*** DATASET CONTENT ***
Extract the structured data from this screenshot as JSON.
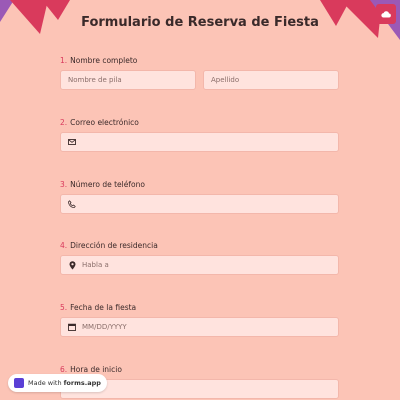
{
  "form": {
    "title": "Formulario de Reserva de Fiesta",
    "questions": [
      {
        "num": "1.",
        "label": "Nombre completo",
        "first_placeholder": "Nombre de pila",
        "last_placeholder": "Apellido"
      },
      {
        "num": "2.",
        "label": "Correo electrónico",
        "icon": "envelope-icon"
      },
      {
        "num": "3.",
        "label": "Número de teléfono",
        "icon": "phone-icon"
      },
      {
        "num": "4.",
        "label": "Dirección de residencia",
        "placeholder": "Habla a",
        "icon": "location-pin-icon"
      },
      {
        "num": "5.",
        "label": "Fecha de la fiesta",
        "placeholder": "MM/DD/YYYY",
        "icon": "calendar-icon"
      },
      {
        "num": "6.",
        "label": "Hora de inicio"
      }
    ]
  },
  "badge": {
    "prefix": "Made with",
    "brand": "forms.app"
  },
  "colors": {
    "background": "#fcc4b6",
    "accent": "#d93a5c",
    "field_bg": "#ffe3de"
  }
}
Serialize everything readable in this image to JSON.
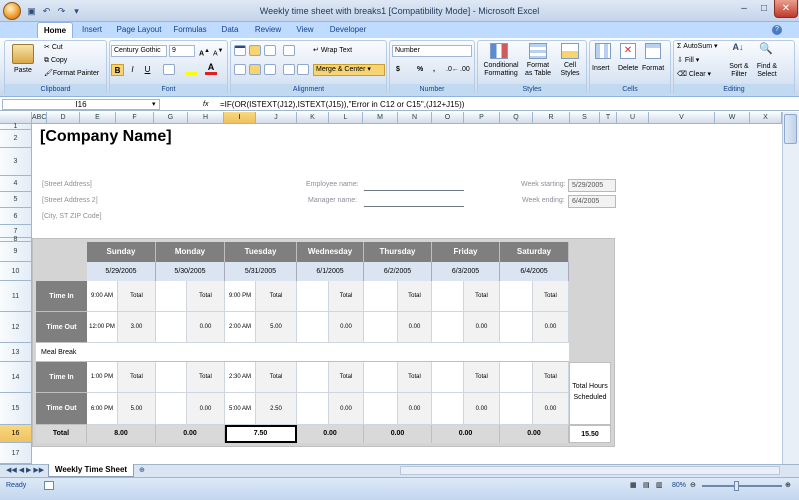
{
  "window": {
    "title": "Weekly time sheet with breaks1  [Compatibility Mode] - Microsoft Excel"
  },
  "tabs": [
    "Home",
    "Insert",
    "Page Layout",
    "Formulas",
    "Data",
    "Review",
    "View",
    "Developer"
  ],
  "clipboard": {
    "paste": "Paste",
    "cut": "Cut",
    "copy": "Copy",
    "format_painter": "Format Painter",
    "label": "Clipboard"
  },
  "font": {
    "name": "Century Gothic",
    "size": "9",
    "bold": "B",
    "italic": "I",
    "underline": "U",
    "label": "Font"
  },
  "alignment": {
    "wrap": "Wrap Text",
    "merge": "Merge & Center",
    "label": "Alignment"
  },
  "number": {
    "format": "Number",
    "currency": "$",
    "percent": "%",
    "comma": ",",
    "label": "Number"
  },
  "styles": {
    "conditional": "Conditional",
    "conditional2": "Formatting",
    "format_table": "Format",
    "format_table2": "as Table",
    "cell_styles": "Cell",
    "cell_styles2": "Styles",
    "label": "Styles"
  },
  "cells": {
    "insert": "Insert",
    "delete": "Delete",
    "format": "Format",
    "label": "Cells"
  },
  "editing": {
    "autosum": "AutoSum",
    "fill": "Fill",
    "clear": "Clear",
    "sort": "Sort &",
    "sort2": "Filter",
    "find": "Find &",
    "find2": "Select",
    "label": "Editing"
  },
  "formula_bar": {
    "name_box": "I16",
    "fx": "fx",
    "formula": "=IF(OR(ISTEXT(J12),ISTEXT(J15)),\"Error in C12 or C15\",(J12+J15))"
  },
  "columns": [
    "ABC",
    "D",
    "E",
    "F",
    "G",
    "H",
    "I",
    "J",
    "K",
    "L",
    "M",
    "N",
    "O",
    "P",
    "Q",
    "R",
    "S",
    "T",
    "U",
    "V",
    "W",
    "X"
  ],
  "rows": [
    "1",
    "2",
    "3",
    "4",
    "5",
    "6",
    "7",
    "8",
    "9",
    "10",
    "11",
    "12",
    "13",
    "14",
    "15",
    "16",
    "17"
  ],
  "sheet": {
    "company": "[Company Name]",
    "address1": "[Street Address]",
    "address2": "[Street Address 2]",
    "city": "[City, ST  ZIP Code]",
    "employee_label": "Employee name:",
    "manager_label": "Manager name:",
    "week_start_label": "Week starting:",
    "week_start": "5/29/2005",
    "week_end_label": "Week ending:",
    "week_end": "6/4/2005",
    "days": [
      "Sunday",
      "Monday",
      "Tuesday",
      "Wednesday",
      "Thursday",
      "Friday",
      "Saturday"
    ],
    "dates": [
      "5/29/2005",
      "5/30/2005",
      "5/31/2005",
      "6/1/2005",
      "6/2/2005",
      "6/3/2005",
      "6/4/2005"
    ],
    "time_in": "Time In",
    "time_out": "Time Out",
    "meal_break": "Meal Break",
    "total_label": "Total",
    "total_word": "Total",
    "in1": [
      "9:00 AM",
      "",
      "9:00 PM",
      "",
      "",
      "",
      ""
    ],
    "out1": [
      "12:00 PM",
      "",
      "2:00 AM",
      "",
      "",
      "",
      ""
    ],
    "tot1": [
      "3.00",
      "0.00",
      "5.00",
      "0.00",
      "0.00",
      "0.00",
      "0.00"
    ],
    "in2": [
      "1:00 PM",
      "",
      "2:30 AM",
      "",
      "",
      "",
      ""
    ],
    "out2": [
      "6:00 PM",
      "",
      "5:00 AM",
      "",
      "",
      "",
      ""
    ],
    "tot2": [
      "5.00",
      "0.00",
      "2.50",
      "0.00",
      "0.00",
      "0.00",
      "0.00"
    ],
    "day_totals": [
      "8.00",
      "0.00",
      "7.50",
      "0.00",
      "0.00",
      "0.00",
      "0.00"
    ],
    "total_hours_label1": "Total Hours",
    "total_hours_label2": "Scheduled",
    "grand_total": "15.50"
  },
  "sheet_tab": "Weekly Time Sheet",
  "status": {
    "ready": "Ready",
    "zoom": "80%"
  }
}
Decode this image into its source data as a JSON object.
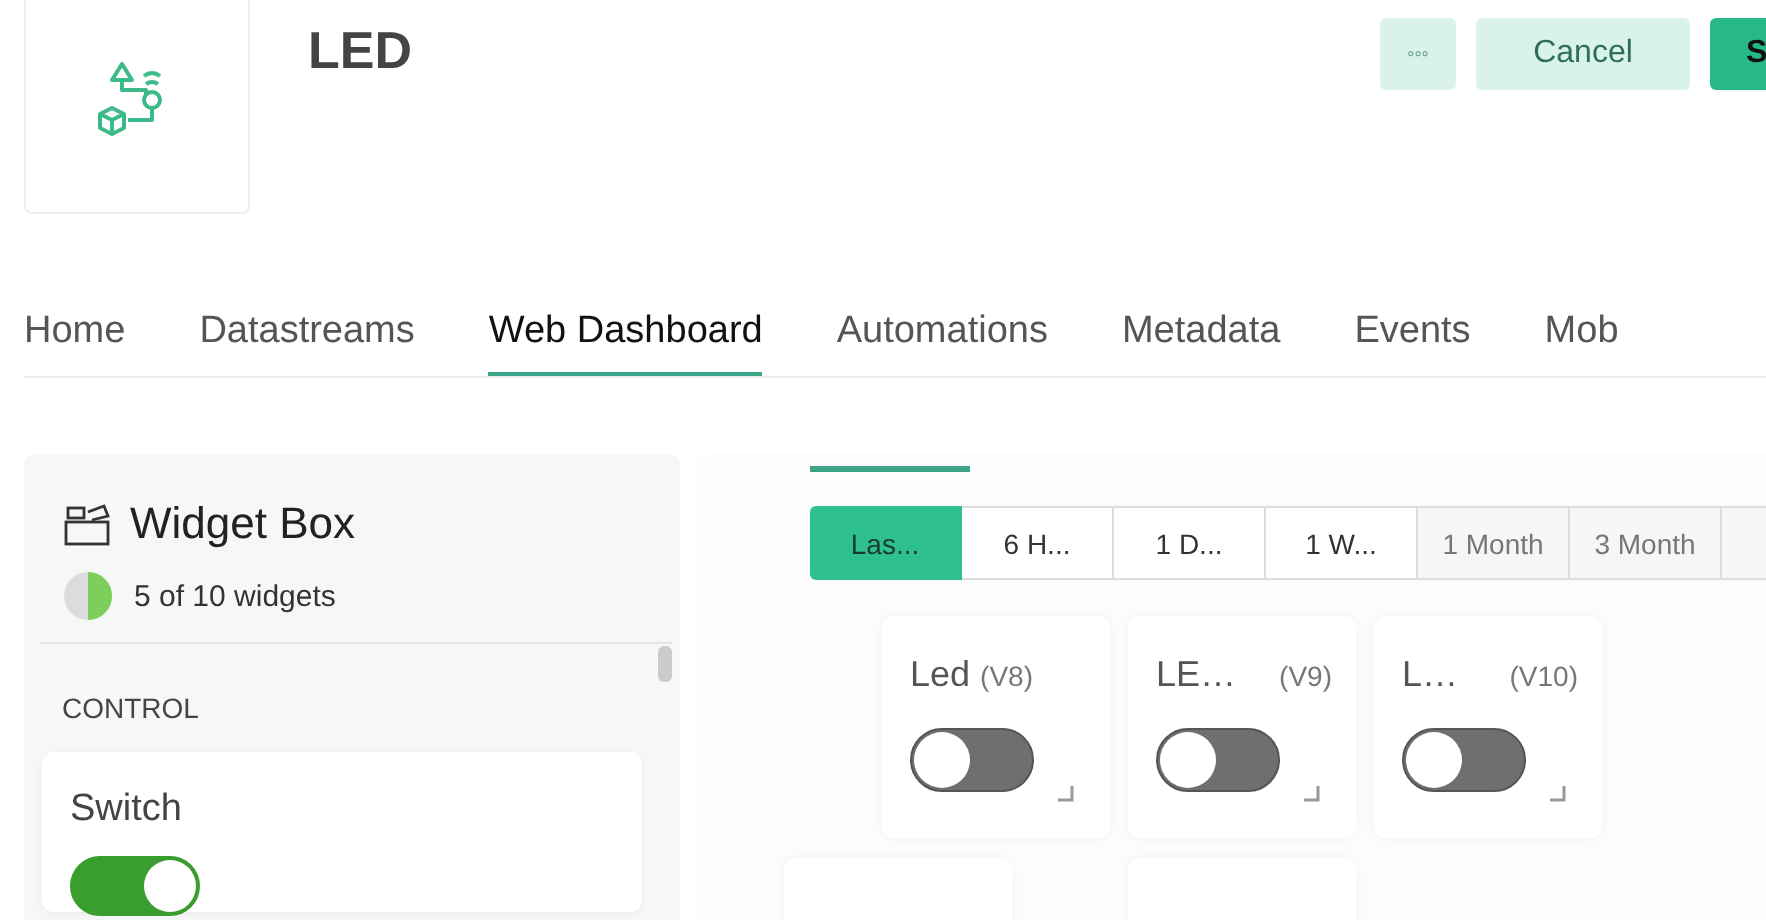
{
  "header": {
    "title": "LED",
    "actions": [
      {
        "kind": "more",
        "label": "◦◦◦"
      },
      {
        "kind": "secondary",
        "label": "Cancel"
      },
      {
        "kind": "primary",
        "label": "S"
      }
    ]
  },
  "tabs": [
    {
      "label": "Home",
      "selected": false
    },
    {
      "label": "Datastreams",
      "selected": false
    },
    {
      "label": "Web Dashboard",
      "selected": true
    },
    {
      "label": "Automations",
      "selected": false
    },
    {
      "label": "Metadata",
      "selected": false
    },
    {
      "label": "Events",
      "selected": false
    },
    {
      "label": "Mob",
      "selected": false
    }
  ],
  "widget_box": {
    "title": "Widget Box",
    "usage": "5 of 10 widgets",
    "level": 0.5,
    "section": "CONTROL",
    "widgets": [
      {
        "name": "Switch",
        "on": true
      }
    ]
  },
  "time_ranges": [
    {
      "label": "Las...",
      "selected": true
    },
    {
      "label": "6 H...",
      "selected": false
    },
    {
      "label": "1 D...",
      "selected": false
    },
    {
      "label": "1 W...",
      "selected": false
    },
    {
      "label": "1 Month",
      "selected": false
    },
    {
      "label": "3 Month",
      "selected": false
    },
    {
      "selected": false
    }
  ],
  "dashboard_widgets": [
    {
      "name": "Led",
      "pin": "(V8)",
      "on": false
    },
    {
      "name": "LE…",
      "pin": "(V9)",
      "on": false
    },
    {
      "name": "L…",
      "pin": "(V10)",
      "on": false
    }
  ]
}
***
§ **EXERCISE DETAILS**: Look through the entries above. Extract each line with the word "Street".

§ **SOLVED EXERCISE**:
    "address1": "[Street Address]",
    "address2": "[Street Address 2]",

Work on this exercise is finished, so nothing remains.